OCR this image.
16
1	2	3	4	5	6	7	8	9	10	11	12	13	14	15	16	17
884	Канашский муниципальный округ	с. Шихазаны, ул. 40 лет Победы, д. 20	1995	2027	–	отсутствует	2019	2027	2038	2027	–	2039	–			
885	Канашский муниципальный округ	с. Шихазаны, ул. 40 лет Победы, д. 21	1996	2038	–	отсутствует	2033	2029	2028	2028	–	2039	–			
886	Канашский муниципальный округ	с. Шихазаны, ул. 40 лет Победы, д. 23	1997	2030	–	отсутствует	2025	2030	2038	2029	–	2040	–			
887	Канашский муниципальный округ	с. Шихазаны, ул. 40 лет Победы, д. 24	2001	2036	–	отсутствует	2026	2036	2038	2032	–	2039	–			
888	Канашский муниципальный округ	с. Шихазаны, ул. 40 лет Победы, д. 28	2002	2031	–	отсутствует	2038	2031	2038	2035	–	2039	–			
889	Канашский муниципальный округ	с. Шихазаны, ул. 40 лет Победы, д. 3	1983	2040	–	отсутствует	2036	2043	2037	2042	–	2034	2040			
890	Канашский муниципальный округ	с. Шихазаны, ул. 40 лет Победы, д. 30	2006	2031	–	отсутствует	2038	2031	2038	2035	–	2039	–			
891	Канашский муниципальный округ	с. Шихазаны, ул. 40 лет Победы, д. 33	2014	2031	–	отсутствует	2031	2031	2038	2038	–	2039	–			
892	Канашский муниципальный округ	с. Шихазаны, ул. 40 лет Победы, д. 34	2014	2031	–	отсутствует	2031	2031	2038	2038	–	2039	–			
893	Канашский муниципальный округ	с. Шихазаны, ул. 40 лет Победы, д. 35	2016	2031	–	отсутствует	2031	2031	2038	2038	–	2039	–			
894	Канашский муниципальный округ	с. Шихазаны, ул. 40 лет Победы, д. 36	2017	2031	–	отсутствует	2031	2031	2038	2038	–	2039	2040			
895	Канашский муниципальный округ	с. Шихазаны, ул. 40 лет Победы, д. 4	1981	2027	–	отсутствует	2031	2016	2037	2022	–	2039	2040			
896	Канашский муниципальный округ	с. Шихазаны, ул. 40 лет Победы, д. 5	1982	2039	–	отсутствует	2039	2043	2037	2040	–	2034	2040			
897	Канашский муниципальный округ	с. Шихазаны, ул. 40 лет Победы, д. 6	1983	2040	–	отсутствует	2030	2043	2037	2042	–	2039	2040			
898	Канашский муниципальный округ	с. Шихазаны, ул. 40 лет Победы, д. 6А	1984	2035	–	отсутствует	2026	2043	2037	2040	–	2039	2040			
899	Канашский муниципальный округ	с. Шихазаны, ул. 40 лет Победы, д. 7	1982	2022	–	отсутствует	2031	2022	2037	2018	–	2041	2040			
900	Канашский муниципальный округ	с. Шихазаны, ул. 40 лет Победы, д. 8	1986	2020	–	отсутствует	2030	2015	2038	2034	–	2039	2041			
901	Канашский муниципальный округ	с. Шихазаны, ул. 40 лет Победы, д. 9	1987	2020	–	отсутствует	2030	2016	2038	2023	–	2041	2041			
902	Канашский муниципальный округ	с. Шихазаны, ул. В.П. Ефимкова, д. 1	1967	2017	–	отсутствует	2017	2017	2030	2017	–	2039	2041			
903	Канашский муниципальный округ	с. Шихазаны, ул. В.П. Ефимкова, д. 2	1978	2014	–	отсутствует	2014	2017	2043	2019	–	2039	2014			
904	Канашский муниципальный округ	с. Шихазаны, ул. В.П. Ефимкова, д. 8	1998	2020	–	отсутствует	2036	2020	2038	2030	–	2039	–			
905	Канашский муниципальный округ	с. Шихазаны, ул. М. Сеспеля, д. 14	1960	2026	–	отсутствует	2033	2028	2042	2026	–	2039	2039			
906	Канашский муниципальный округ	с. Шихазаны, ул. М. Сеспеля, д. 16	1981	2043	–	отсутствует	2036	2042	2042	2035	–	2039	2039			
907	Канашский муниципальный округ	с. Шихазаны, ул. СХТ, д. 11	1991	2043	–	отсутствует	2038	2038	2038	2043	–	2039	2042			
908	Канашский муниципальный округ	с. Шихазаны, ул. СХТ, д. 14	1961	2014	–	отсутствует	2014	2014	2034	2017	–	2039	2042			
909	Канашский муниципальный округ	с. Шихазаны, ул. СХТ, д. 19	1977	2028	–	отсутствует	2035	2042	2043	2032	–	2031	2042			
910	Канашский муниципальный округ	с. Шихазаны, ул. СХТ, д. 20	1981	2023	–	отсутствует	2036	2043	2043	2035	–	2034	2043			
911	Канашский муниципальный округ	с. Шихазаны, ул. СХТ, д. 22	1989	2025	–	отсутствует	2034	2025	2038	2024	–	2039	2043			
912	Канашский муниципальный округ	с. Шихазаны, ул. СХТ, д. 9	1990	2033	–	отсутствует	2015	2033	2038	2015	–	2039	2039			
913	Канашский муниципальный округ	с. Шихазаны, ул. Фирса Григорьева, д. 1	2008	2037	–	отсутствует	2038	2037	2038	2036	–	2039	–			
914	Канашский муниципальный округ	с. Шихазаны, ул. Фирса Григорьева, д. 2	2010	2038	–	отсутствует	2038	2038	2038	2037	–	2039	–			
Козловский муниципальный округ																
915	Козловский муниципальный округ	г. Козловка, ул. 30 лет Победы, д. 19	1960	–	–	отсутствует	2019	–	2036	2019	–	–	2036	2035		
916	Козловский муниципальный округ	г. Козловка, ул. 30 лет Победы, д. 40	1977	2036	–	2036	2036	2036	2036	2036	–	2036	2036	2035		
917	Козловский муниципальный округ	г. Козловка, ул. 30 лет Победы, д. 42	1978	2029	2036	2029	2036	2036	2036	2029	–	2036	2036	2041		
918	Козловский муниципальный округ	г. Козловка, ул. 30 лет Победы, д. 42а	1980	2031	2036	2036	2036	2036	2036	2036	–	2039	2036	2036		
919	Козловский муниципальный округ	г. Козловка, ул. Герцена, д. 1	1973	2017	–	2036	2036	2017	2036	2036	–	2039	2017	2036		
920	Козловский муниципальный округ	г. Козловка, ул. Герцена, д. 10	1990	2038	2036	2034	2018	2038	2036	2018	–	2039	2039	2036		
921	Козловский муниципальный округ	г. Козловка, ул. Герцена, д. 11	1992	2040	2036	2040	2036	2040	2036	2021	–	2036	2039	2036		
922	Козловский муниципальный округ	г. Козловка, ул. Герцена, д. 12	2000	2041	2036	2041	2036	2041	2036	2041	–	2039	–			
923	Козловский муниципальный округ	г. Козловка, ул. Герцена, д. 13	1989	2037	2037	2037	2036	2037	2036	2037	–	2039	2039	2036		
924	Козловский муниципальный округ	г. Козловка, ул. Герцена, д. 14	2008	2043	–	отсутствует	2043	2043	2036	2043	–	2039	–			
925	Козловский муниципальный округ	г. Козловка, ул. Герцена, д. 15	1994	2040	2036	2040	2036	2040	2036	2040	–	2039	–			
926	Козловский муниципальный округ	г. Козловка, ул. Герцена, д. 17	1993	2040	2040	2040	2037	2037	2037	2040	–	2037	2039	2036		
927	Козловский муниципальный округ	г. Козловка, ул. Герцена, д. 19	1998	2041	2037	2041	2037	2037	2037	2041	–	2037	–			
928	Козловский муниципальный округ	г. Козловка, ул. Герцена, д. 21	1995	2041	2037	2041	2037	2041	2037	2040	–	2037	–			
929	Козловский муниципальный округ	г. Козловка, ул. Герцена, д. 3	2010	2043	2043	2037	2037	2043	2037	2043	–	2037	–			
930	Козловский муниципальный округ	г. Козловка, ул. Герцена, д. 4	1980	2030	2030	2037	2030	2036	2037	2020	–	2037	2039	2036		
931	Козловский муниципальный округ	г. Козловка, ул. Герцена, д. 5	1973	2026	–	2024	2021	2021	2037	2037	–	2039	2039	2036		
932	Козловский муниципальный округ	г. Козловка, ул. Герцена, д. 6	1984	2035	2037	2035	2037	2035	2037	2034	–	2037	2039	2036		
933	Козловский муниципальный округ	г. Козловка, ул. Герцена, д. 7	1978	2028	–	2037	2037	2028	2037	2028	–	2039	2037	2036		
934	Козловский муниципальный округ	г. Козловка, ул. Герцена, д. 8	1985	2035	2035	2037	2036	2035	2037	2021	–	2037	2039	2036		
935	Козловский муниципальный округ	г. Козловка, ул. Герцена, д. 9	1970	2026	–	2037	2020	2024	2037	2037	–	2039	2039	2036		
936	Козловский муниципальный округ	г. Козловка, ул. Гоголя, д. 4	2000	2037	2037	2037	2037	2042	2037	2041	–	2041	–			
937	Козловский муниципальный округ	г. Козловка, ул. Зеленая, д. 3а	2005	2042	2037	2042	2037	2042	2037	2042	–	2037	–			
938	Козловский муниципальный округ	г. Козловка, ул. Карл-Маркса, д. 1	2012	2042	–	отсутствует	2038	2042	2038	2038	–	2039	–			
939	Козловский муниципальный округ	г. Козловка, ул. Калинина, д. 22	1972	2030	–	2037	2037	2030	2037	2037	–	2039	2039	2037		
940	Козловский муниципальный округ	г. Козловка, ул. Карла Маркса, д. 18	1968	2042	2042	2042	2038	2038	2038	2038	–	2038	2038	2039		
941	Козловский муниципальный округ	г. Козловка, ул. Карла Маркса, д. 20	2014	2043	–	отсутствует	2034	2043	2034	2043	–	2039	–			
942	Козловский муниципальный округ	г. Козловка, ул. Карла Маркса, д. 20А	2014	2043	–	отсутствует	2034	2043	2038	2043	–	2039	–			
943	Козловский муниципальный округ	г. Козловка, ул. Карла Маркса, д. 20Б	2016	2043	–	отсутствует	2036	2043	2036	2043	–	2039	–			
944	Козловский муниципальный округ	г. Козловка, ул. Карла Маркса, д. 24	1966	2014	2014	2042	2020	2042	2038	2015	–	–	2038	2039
_ _ _ _
* _WHAT IS ASKED_
Select all lines with the word "Ефимкова" from the entries above.

* _OUTPUT FOR THIS TASK_
902	Канашский муниципальный округ	с. Шихазаны, ул. В.П. Ефимкова, д. 1	1967	2017	–	отсутствует	2017	2017	2030	2017	–	2039	2041			
903	Канашский муниципальный округ	с. Шихазаны, ул. В.П. Ефимкова, д. 2	1978	2014	–	отсутствует	2014	2017	2043	2019	–	2039	2014			
904	Канашский муниципальный округ	с. Шихазаны, ул. В.П. Ефимкова, д. 8	1998	2020	–	отсутствует	2036	2020	2038	2030	–	2039	–			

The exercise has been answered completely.